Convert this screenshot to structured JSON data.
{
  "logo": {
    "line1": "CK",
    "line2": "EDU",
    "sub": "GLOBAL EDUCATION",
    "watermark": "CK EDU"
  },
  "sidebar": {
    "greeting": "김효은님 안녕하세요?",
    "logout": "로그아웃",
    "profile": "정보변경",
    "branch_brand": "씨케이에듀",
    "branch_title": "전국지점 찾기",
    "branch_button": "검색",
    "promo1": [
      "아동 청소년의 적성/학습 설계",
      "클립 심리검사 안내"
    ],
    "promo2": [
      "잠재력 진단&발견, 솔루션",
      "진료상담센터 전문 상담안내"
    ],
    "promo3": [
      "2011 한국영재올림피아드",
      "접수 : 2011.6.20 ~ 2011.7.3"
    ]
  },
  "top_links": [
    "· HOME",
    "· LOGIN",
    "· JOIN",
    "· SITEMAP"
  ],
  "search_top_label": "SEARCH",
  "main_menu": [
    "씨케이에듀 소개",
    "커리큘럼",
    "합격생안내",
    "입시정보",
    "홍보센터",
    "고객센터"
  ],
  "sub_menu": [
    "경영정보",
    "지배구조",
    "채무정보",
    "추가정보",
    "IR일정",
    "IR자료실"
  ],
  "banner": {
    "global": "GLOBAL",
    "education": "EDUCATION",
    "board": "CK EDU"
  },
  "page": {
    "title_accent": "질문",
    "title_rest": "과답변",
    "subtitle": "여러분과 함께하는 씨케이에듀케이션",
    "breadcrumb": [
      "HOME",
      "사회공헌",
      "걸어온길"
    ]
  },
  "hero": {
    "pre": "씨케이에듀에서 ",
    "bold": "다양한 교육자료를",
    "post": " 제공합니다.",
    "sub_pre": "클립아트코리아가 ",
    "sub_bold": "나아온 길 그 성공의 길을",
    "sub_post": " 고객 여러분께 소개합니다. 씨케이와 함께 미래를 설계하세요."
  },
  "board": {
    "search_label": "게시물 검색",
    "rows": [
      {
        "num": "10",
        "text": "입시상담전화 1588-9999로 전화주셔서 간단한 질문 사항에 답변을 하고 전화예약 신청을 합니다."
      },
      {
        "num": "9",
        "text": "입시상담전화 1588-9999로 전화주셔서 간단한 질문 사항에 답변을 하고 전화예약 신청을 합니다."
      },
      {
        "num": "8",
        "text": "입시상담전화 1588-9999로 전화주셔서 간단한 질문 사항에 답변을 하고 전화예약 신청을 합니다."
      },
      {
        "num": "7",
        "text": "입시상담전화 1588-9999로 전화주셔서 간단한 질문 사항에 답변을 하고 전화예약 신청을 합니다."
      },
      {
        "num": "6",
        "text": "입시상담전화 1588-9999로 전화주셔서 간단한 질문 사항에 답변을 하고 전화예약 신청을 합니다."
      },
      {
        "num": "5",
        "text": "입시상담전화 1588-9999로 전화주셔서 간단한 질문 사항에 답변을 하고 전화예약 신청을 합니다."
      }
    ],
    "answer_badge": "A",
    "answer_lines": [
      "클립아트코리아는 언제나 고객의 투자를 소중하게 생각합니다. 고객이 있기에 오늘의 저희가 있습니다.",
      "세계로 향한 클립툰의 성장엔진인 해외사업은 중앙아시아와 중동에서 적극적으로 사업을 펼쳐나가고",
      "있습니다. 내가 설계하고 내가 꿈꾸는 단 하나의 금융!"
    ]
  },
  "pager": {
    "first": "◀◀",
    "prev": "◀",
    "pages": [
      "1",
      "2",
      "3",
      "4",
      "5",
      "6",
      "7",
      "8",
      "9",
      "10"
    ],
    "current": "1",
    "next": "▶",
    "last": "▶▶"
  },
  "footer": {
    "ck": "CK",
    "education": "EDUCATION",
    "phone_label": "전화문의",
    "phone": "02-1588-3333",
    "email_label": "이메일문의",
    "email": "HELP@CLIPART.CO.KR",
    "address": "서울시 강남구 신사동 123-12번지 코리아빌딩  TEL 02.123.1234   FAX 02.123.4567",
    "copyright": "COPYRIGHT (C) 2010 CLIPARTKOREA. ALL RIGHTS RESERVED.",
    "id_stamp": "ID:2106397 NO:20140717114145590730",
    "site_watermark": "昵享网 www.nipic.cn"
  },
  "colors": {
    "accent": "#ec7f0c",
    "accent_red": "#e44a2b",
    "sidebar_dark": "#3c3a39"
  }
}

----

GOAL: Single out each line of the records above with the string "있습니다" in it, and copy it.

COMPLETE RESPONSE:
      "클립아트코리아는 언제나 고객의 투자를 소중하게 생각합니다. 고객이 있기에 오늘의 저희가 있습니다.",
      "있습니다. 내가 설계하고 내가 꿈꾸는 단 하나의 금융!"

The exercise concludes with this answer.